Records from a data collection:
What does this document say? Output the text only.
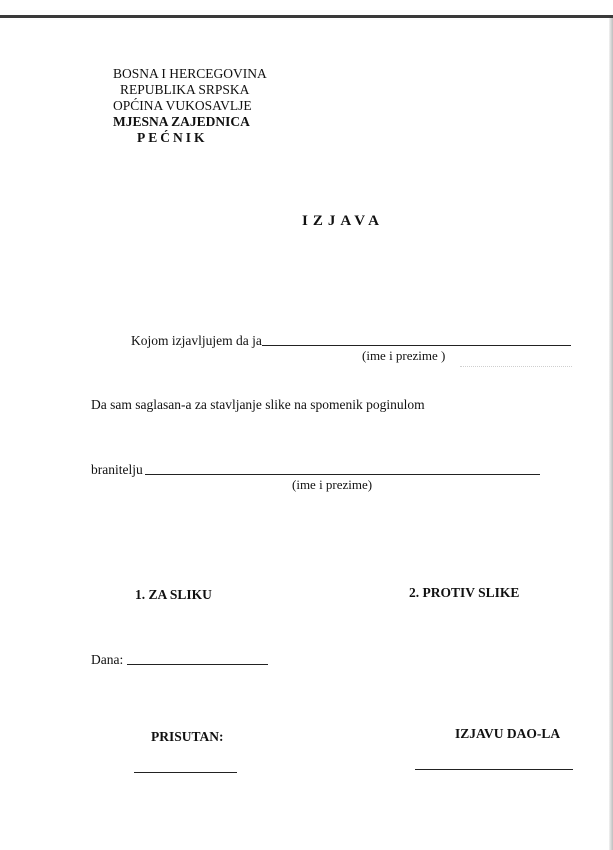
BOSNA I HERCEGOVINA
REPUBLIKA SRPSKA
OPĆINA VUKOSAVLJE
MJESNA ZAJEDNICA
PEĆNIK
IZJAVA
Kojom izjavljujem da ja
(ime i prezime )
Da sam saglasan-a za stavljanje slike na spomenik poginulom
branitelju
(ime i prezime)
1. ZA SLIKU	2. PROTIV SLIKE
Dana:
PRISUTAN:	IZJAVU DAO-LA
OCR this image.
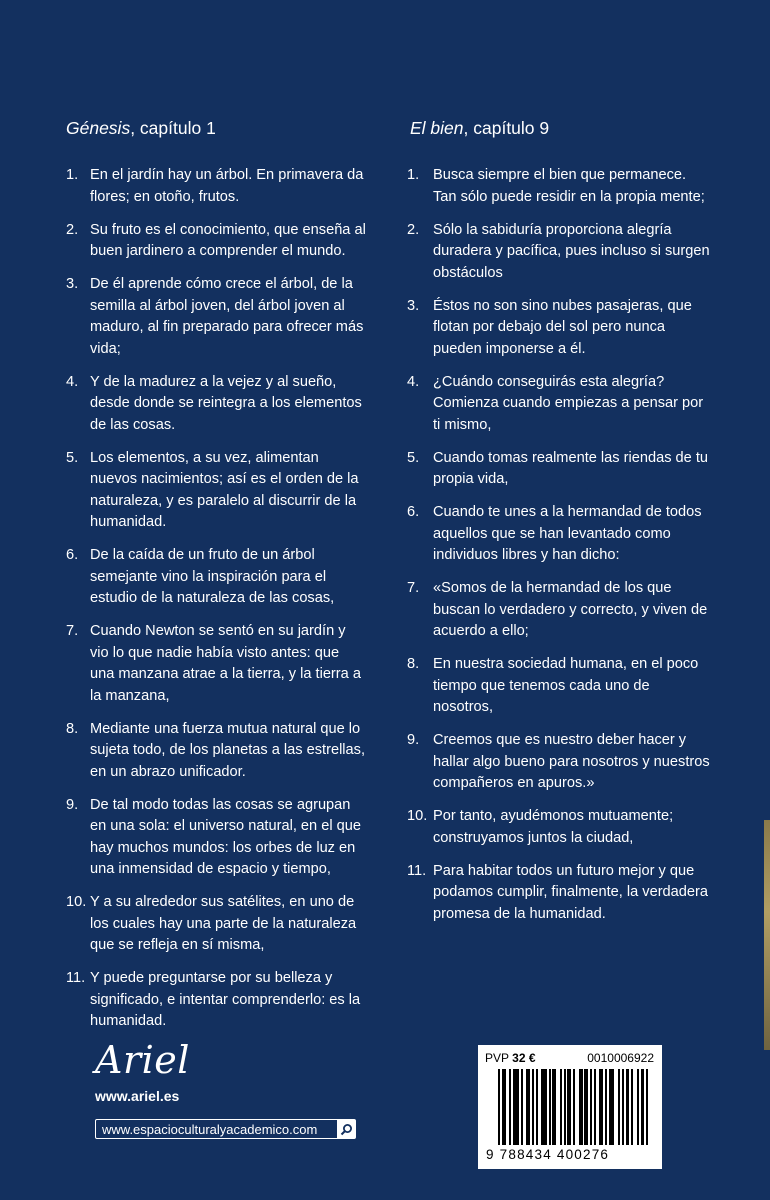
Génesis, capítulo 1
1. En el jardín hay un árbol. En primavera da flores; en otoño, frutos.
2. Su fruto es el conocimiento, que enseña al buen jardinero a comprender el mundo.
3. De él aprende cómo crece el árbol, de la semilla al árbol joven, del árbol joven al maduro, al fin preparado para ofrecer más vida;
4. Y de la madurez a la vejez y al sueño, desde donde se reintegra a los elementos de las cosas.
5. Los elementos, a su vez, alimentan nuevos nacimientos; así es el orden de la naturaleza, y es paralelo al discurrir de la humanidad.
6. De la caída de un fruto de un árbol semejante vino la inspiración para el estudio de la naturaleza de las cosas,
7. Cuando Newton se sentó en su jardín y vio lo que nadie había visto antes: que una manzana atrae a la tierra, y la tierra a la manzana,
8. Mediante una fuerza mutua natural que lo sujeta todo, de los planetas a las estrellas, en un abrazo unificador.
9. De tal modo todas las cosas se agrupan en una sola: el universo natural, en el que hay muchos mundos: los orbes de luz en una inmensidad de espacio y tiempo,
10. Y a su alrededor sus satélites, en uno de los cuales hay una parte de la naturaleza que se refleja en sí misma,
11. Y puede preguntarse por su belleza y significado, e intentar comprenderlo: es la humanidad.
El bien, capítulo 9
1. Busca siempre el bien que permanece. Tan sólo puede residir en la propia mente;
2. Sólo la sabiduría proporciona alegría duradera y pacífica, pues incluso si surgen obstáculos
3. Éstos no son sino nubes pasajeras, que flotan por debajo del sol pero nunca pueden imponerse a él.
4. ¿Cuándo conseguirás esta alegría? Comienza cuando empiezas a pensar por ti mismo,
5. Cuando tomas realmente las riendas de tu propia vida,
6. Cuando te unes a la hermandad de todos aquellos que se han levantado como individuos libres y han dicho:
7. «Somos de la hermandad de los que buscan lo verdadero y correcto, y viven de acuerdo a ello;
8. En nuestra sociedad humana, en el poco tiempo que tenemos cada uno de nosotros,
9. Creemos que es nuestro deber hacer y hallar algo bueno para nosotros y nuestros compañeros en apuros.»
10. Por tanto, ayudémonos mutuamente; construyamos juntos la ciudad,
11. Para habitar todos un futuro mejor y que podamos cumplir, finalmente, la verdadera promesa de la humanidad.
Ariel
www.ariel.es
www.espacioculturalyacademico.com
PVP 32 €	0010006922
9 788434 400276
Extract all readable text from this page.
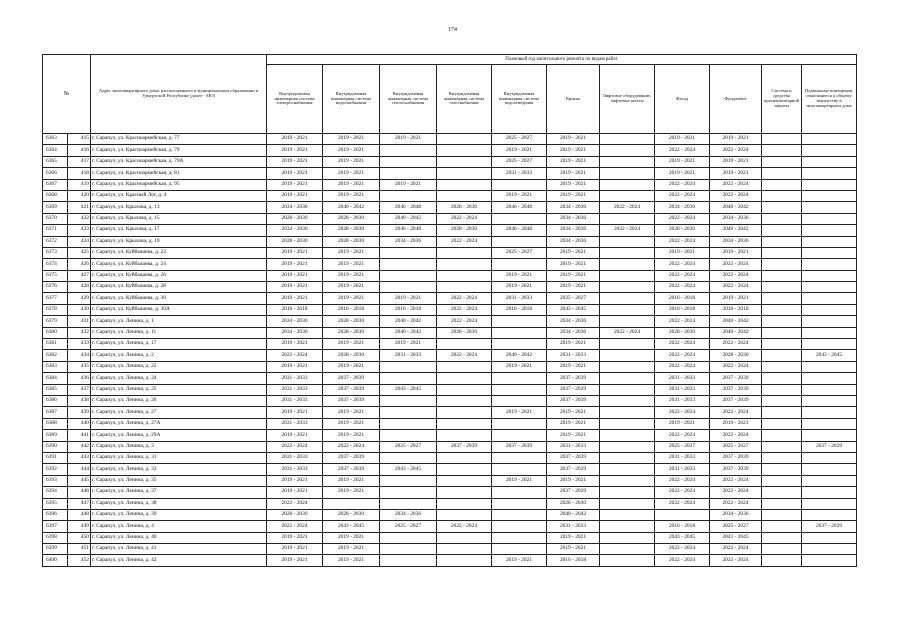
174
№		Адрес многоквартирного дома, расположенного в муниципальном образовании в Удмуртской Республике (далее - МО)	Плановый год капитального ремонта по видам работ										
			Внутридомовая инженерная система электроснабжения	Внутридомовая инженерная система водоснабжения	Внутридомовая инженерная система теплоснабжения	Внутридомовая инженерная система газоснабжения	Внутридомовая инженерная система водоотведения	Крыша	Лифтовое оборудование, лифтовые шахты	Фасад	Фундамент	Система и средства противопожарной защиты	Подвальные помещения, относящиеся к общему имуществу в многоквартирном доме
6363	415	г. Сарапул, ул. Красноармейская, д. 77	2019 - 2021	2019 - 2021	2019 - 2021		2025 - 2027	2019 - 2021		2019 - 2021	2019 - 2021		
6364	416	г. Сарапул, ул. Красноармейская, д. 79	2019 - 2021	2019 - 2021			2019 - 2021	2019 - 2021		2022 - 2024	2022 - 2024		
6365	417	г. Сарапул, ул. Красноармейская, д. 79А	2019 - 2021	2019 - 2021			2025 - 2027	2019 - 2021		2019 - 2021	2019 - 2021		
6366	418	г. Сарапул, ул. Красноармейская, д. 81	2019 - 2021	2019 - 2021			2031 - 2033	2019 - 2021		2019 - 2021	2019 - 2021		
6367	419	г. Сарапул, ул. Красноармейская, д. 95	2019 - 2021	2019 - 2021	2019 - 2021			2019 - 2021		2022 - 2024	2022 - 2024		
6368	420	г. Сарапул, ул. Красный Лог, д. 4	2019 - 2021	2019 - 2021			2019 - 2021	2019 - 2021		2022 - 2024	2022 - 2024		
6369	421	г. Сарапул, ул. Крылова, д. 13	2034 - 2036	2040 - 2042	2046 - 2048	2028 - 2030	2046 - 2048	2034 - 2036	2022 - 2024	2034 - 2036	2040 - 2042		
6370	422	г. Сарапул, ул. Крылова, д. 15	2028 - 2030	2028 - 2030	2040 - 2042	2022 - 2024		2034 - 2036		2022 - 2024	2034 - 2036		
6371	423	г. Сарапул, ул. Крылова, д. 17	2034 - 2036	2028 - 2030	2046 - 2048	2028 - 2030	2046 - 2048	2034 - 2036	2022 - 2024	2028 - 2030	2040 - 2042		
6372	424	г. Сарапул, ул. Крылова, д. 19	2028 - 2030	2028 - 2030	2034 - 2036	2022 - 2024		2034 - 2036		2022 - 2024	2034 - 2036		
6373	425	г. Сарапул, ул. Куйбышева, д. 22	2019 - 2021	2019 - 2021			2025 - 2027	2019 - 2021		2019 - 2021	2019 - 2021		
6374	426	г. Сарапул, ул. Куйбышева, д. 24	2019 - 2021	2019 - 2021				2019 - 2021		2022 - 2024	2022 - 2024		
6375	427	г. Сарапул, ул. Куйбышева, д. 26	2019 - 2021	2019 - 2021			2019 - 2021	2019 - 2021		2022 - 2024	2022 - 2024		
6376	428	г. Сарапул, ул. Куйбышева, д. 28	2019 - 2021	2019 - 2021			2019 - 2021	2019 - 2021		2022 - 2024	2022 - 2024		
6377	429	г. Сарапул, ул. Куйбышева, д. 30	2019 - 2021	2019 - 2021	2019 - 2021	2022 - 2024	2031 - 2033	2025 - 2027		2016 - 2018	2019 - 2021		
6378	430	г. Сарапул, ул. Куйбышева, д. 30А	2016 - 2018	2016 - 2018	2016 - 2018	2022 - 2024	2016 - 2018	2043 - 2045		2016 - 2018	2016 - 2018		
6379	431	г. Сарапул, ул. Ленина, д. 1	2034 - 2036	2028 - 2030	2040 - 2042	2022 - 2024		2034 - 2036		2022 - 2024	2040 - 2042		
6380	432	г. Сарапул, ул. Ленина, д. 11	2034 - 2036	2028 - 2030	2040 - 2042	2028 - 2030		2034 - 2036	2022 - 2024	2028 - 2030	2040 - 2042		
6381	433	г. Сарапул, ул. Ленина, д. 17	2019 - 2021	2019 - 2021	2019 - 2021			2019 - 2021		2022 - 2024	2022 - 2024		
6382	434	г. Сарапул, ул. Ленина, д. 2	2022 - 2024	2028 - 2030	2031 - 2033	2022 - 2024	2040 - 2042	2031 - 2033		2022 - 2024	2028 - 2030		2043 - 2045
6383	435	г. Сарапул, ул. Ленина, д. 22	2019 - 2021	2019 - 2021			2019 - 2021	2019 - 2021		2022 - 2024	2022 - 2024		
6384	436	г. Сарапул, ул. Ленина, д. 24	2031 - 2033	2037 - 2039				2037 - 2039		2031 - 2033	2037 - 2039		
6385	437	г. Сарапул, ул. Ленина, д. 25	2031 - 2033	2037 - 2039	2043 - 2045			2037 - 2039		2031 - 2033	2037 - 2039		
6386	438	г. Сарапул, ул. Ленина, д. 26	2031 - 2033	2037 - 2039				2037 - 2039		2031 - 2033	2037 - 2039		
6387	439	г. Сарапул, ул. Ленина, д. 27	2019 - 2021	2019 - 2021			2019 - 2021	2019 - 2021		2022 - 2024	2022 - 2024		
6388	440	г. Сарапул, ул. Ленина, д. 27А	2031 - 2033	2019 - 2021				2019 - 2021		2019 - 2021	2019 - 2021		
6389	441	г. Сарапул, ул. Ленина, д. 29А	2019 - 2021	2019 - 2021				2019 - 2021		2022 - 2024	2022 - 2024		
6390	442	г. Сарапул, ул. Ленина, д. 3	2022 - 2024	2022 - 2024	2025 - 2027	2037 - 2039	2037 - 2039	2031 - 2033		2025 - 2027	2025 - 2027		2037 - 2039
6391	443	г. Сарапул, ул. Ленина, д. 31	2031 - 2033	2037 - 2039				2037 - 2039		2031 - 2033	2037 - 2039		
6392	444	г. Сарапул, ул. Ленина, д. 33	2031 - 2033	2037 - 2039	2043 - 2045			2037 - 2039		2031 - 2033	2037 - 2039		
6393	445	г. Сарапул, ул. Ленина, д. 35	2019 - 2021	2019 - 2021			2019 - 2021	2019 - 2021		2022 - 2024	2022 - 2024		
6394	446	г. Сарапул, ул. Ленина, д. 37	2019 - 2021	2019 - 2021				2037 - 2039		2022 - 2024	2022 - 2024		
6395	447	г. Сарапул, ул. Ленина, д. 38	2022 - 2024					2028 - 2030		2022 - 2024	2022 - 2024		
6396	448	г. Сарапул, ул. Ленина, д. 39	2028 - 2030	2028 - 2030	2034 - 2036			2040 - 2042			2034 - 2036		
6397	449	г. Сарапул, ул. Ленина, д. 4	2022 - 2024	2043 - 2045	2025 - 2027	2022 - 2024		2031 - 2033		2016 - 2018	2025 - 2027		2037 - 2039
6398	450	г. Сарапул, ул. Ленина, д. 40	2019 - 2021	2019 - 2021				2019 - 2021		2043 - 2045	2043 - 2045		
6399	451	г. Сарапул, ул. Ленина, д. 41	2019 - 2021	2019 - 2021				2019 - 2021		2022 - 2024	2022 - 2024		
6400	452	г. Сарапул, ул. Ленина, д. 42	2019 - 2021	2019 - 2021			2019 - 2021	2016 - 2018		2022 - 2024	2022 - 2024		
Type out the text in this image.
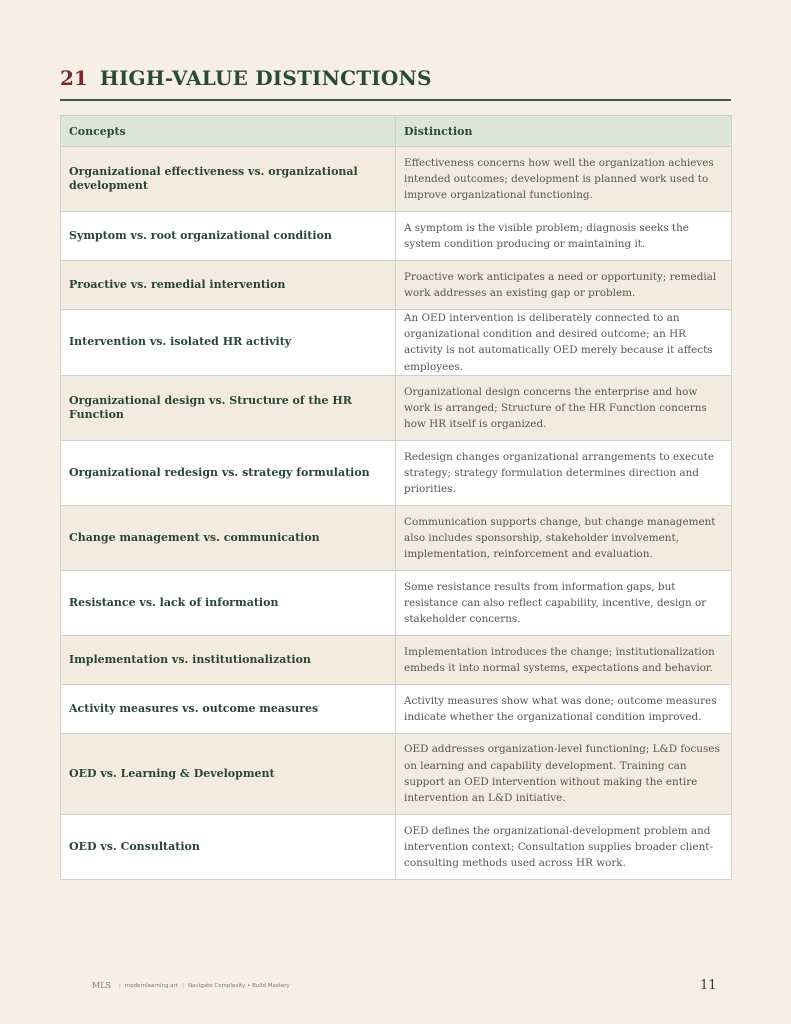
21 HIGH-VALUE DISTINCTIONS
Concepts	Distinction
Organizational effectiveness vs. organizational development	Effectiveness concerns how well the organization achieves intended outcomes; development is planned work used to improve organizational functioning.
Symptom vs. root organizational condition	A symptom is the visible problem; diagnosis seeks the system condition producing or maintaining it.
Proactive vs. remedial intervention	Proactive work anticipates a need or opportunity; remedial work addresses an existing gap or problem.
Intervention vs. isolated HR activity	An OED intervention is deliberately connected to an organizational condition and desired outcome; an HR activity is not automatically OED merely because it affects employees.
Organizational design vs. Structure of the HR Function	Organizational design concerns the enterprise and how work is arranged; Structure of the HR Function concerns how HR itself is organized.
Organizational redesign vs. strategy formulation	Redesign changes organizational arrangements to execute strategy; strategy formulation determines direction and priorities.
Change management vs. communication	Communication supports change, but change management also includes sponsorship, stakeholder involvement, implementation, reinforcement and evaluation.
Resistance vs. lack of information	Some resistance results from information gaps, but resistance can also reflect capability, incentive, design or stakeholder concerns.
Implementation vs. institutionalization	Implementation introduces the change; institutionalization embeds it into normal systems, expectations and behavior.
Activity measures vs. outcome measures	Activity measures show what was done; outcome measures indicate whether the organizational condition improved.
OED vs. Learning & Development	OED addresses organization-level functioning; L&D focuses on learning and capability development. Training can support an OED intervention without making the entire intervention an L&D initiative.
OED vs. Consultation	OED defines the organizational-development problem and intervention context; Consultation supplies broader client-consulting methods used across HR work.
MLS | modernlearning.art | Navigate Complexity • Build Mastery	11
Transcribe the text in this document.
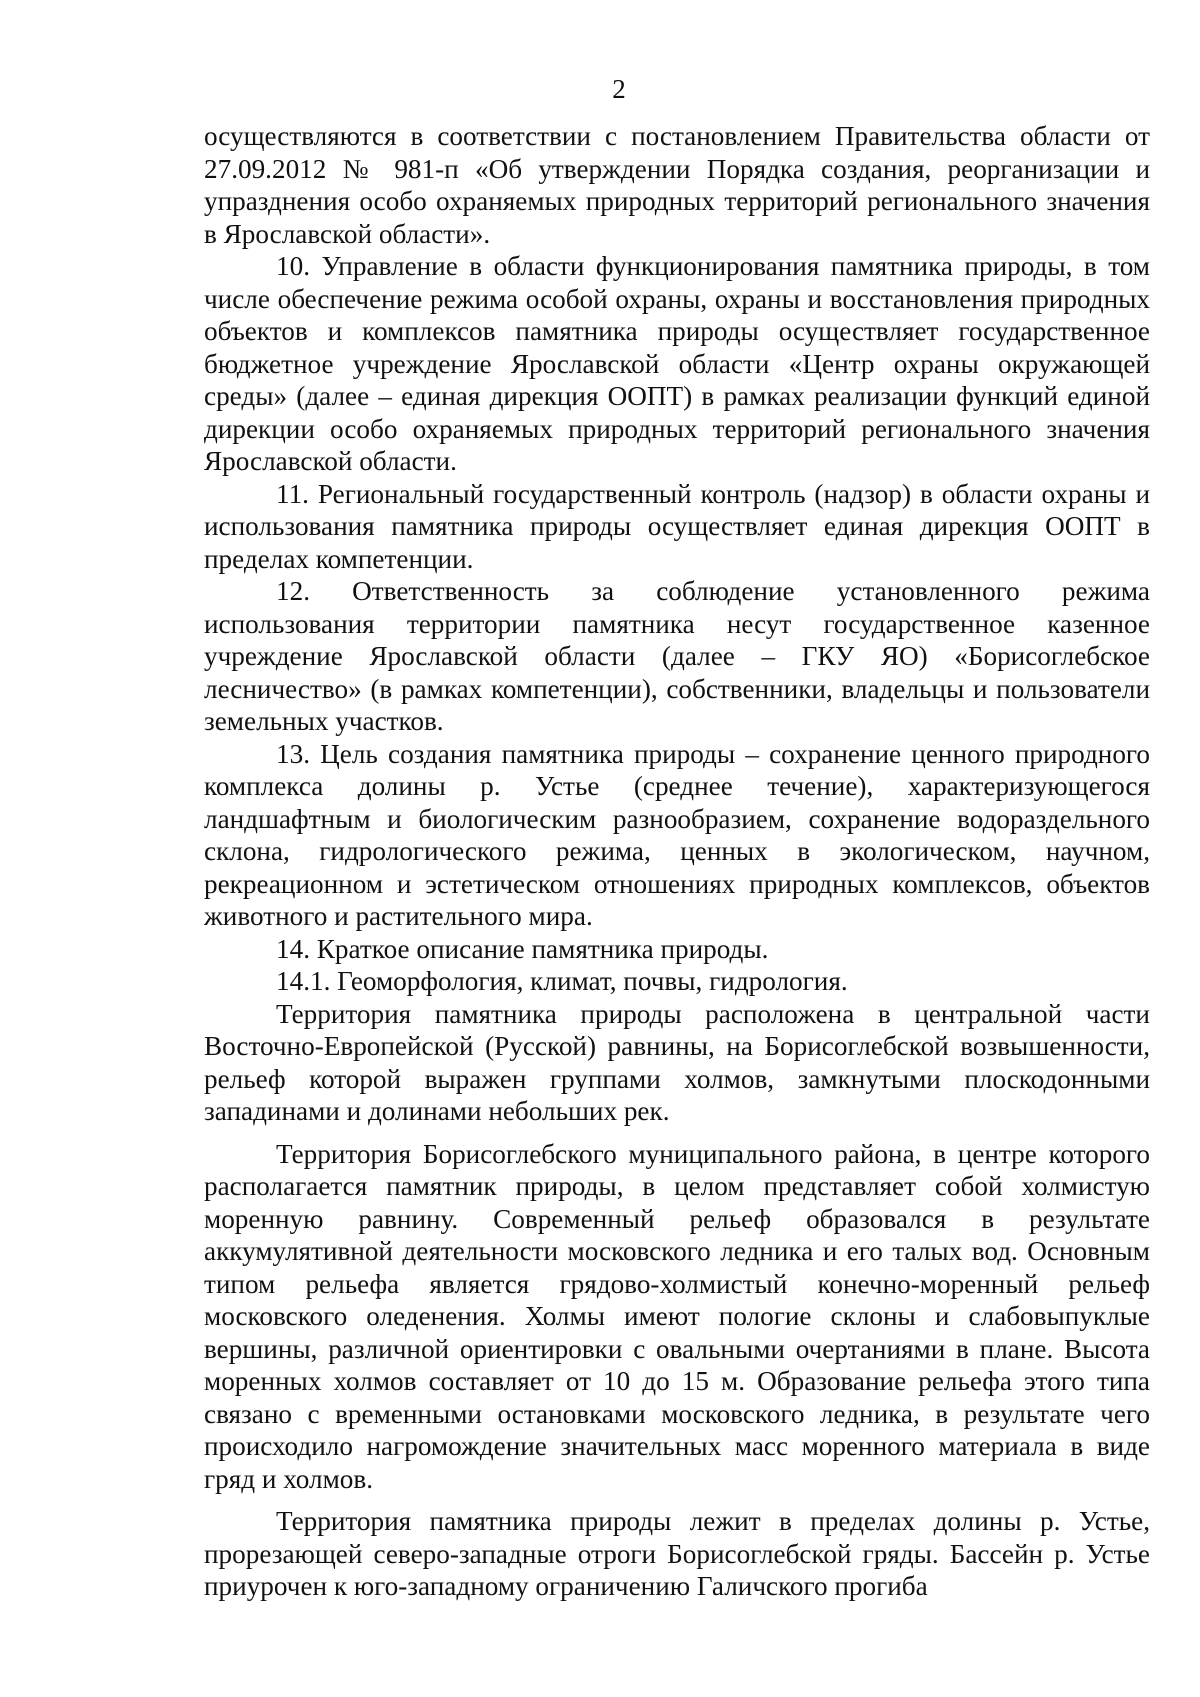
2

осуществляются в соответствии с постановлением Правительства области от 27.09.2012 № 981-п «Об утверждении Порядка создания, реорганизации и упразднения особо охраняемых природных территорий регионального значения в Ярославской области».

10. Управление в области функционирования памятника природы, в том числе обеспечение режима особой охраны, охраны и восстановления природных объектов и комплексов памятника природы осуществляет государственное бюджетное учреждение Ярославской области «Центр охраны окружающей среды» (далее – единая дирекция ООПТ) в рамках реализации функций единой дирекции особо охраняемых природных территорий регионального значения Ярославской области.

11. Региональный государственный контроль (надзор) в области охраны и использования памятника природы осуществляет единая дирекция ООПТ в пределах компетенции.

12. Ответственность за соблюдение установленного режима использования территории памятника несут государственное казенное учреждение Ярославской области (далее – ГКУ ЯО) «Борисоглебское лесничество» (в рамках компетенции), собственники, владельцы и пользователи земельных участков.

13. Цель создания памятника природы – сохранение ценного природного комплекса долины р. Устье (среднее течение), характеризующегося ландшафтным и биологическим разнообразием, сохранение водораздельного склона, гидрологического режима, ценных в экологическом, научном, рекреационном и эстетическом отношениях природных комплексов, объектов животного и растительного мира.

14. Краткое описание памятника природы.

14.1. Геоморфология, климат, почвы, гидрология.

Территория памятника природы расположена в центральной части Восточно-Европейской (Русской) равнины, на Борисоглебской возвышенности, рельеф которой выражен группами холмов, замкнутыми плоскодонными западинами и долинами небольших рек.

Территория Борисоглебского муниципального района, в центре которого располагается памятник природы, в целом представляет собой холмистую моренную равнину. Современный рельеф образовался в результате аккумулятивной деятельности московского ледника и его талых вод. Основным типом рельефа является грядово-холмистый конечно-моренный рельеф московского оледенения. Холмы имеют пологие склоны и слабовыпуклые вершины, различной ориентировки с овальными очертаниями в плане. Высота моренных холмов составляет от 10 до 15 м. Образование рельефа этого типа связано с временными остановками московского ледника, в результате чего происходило нагромождение значительных масс моренного материала в виде гряд и холмов.

Территория памятника природы лежит в пределах долины р. Устье, прорезающей северо-западные отроги Борисоглебской гряды. Бассейн р. Устье приурочен к юго-западному ограничению Галичского прогиба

* EXERCISE INSTRUCTIONS *
Return all lines with the word "árbol" in them.

* EXERCISE SOLUTION *
1. En el jardín hay un árbol. En primavera da flores; en otoño, frutos.
3. De él aprende cómo crece el árbol, de la semilla al árbol joven, del árbol joven al maduro, al fin preparado para ofrecer más vida;
6. De la caída de un fruto de un árbol semejante vino la inspiración para el estudio de la naturaleza de las cosas,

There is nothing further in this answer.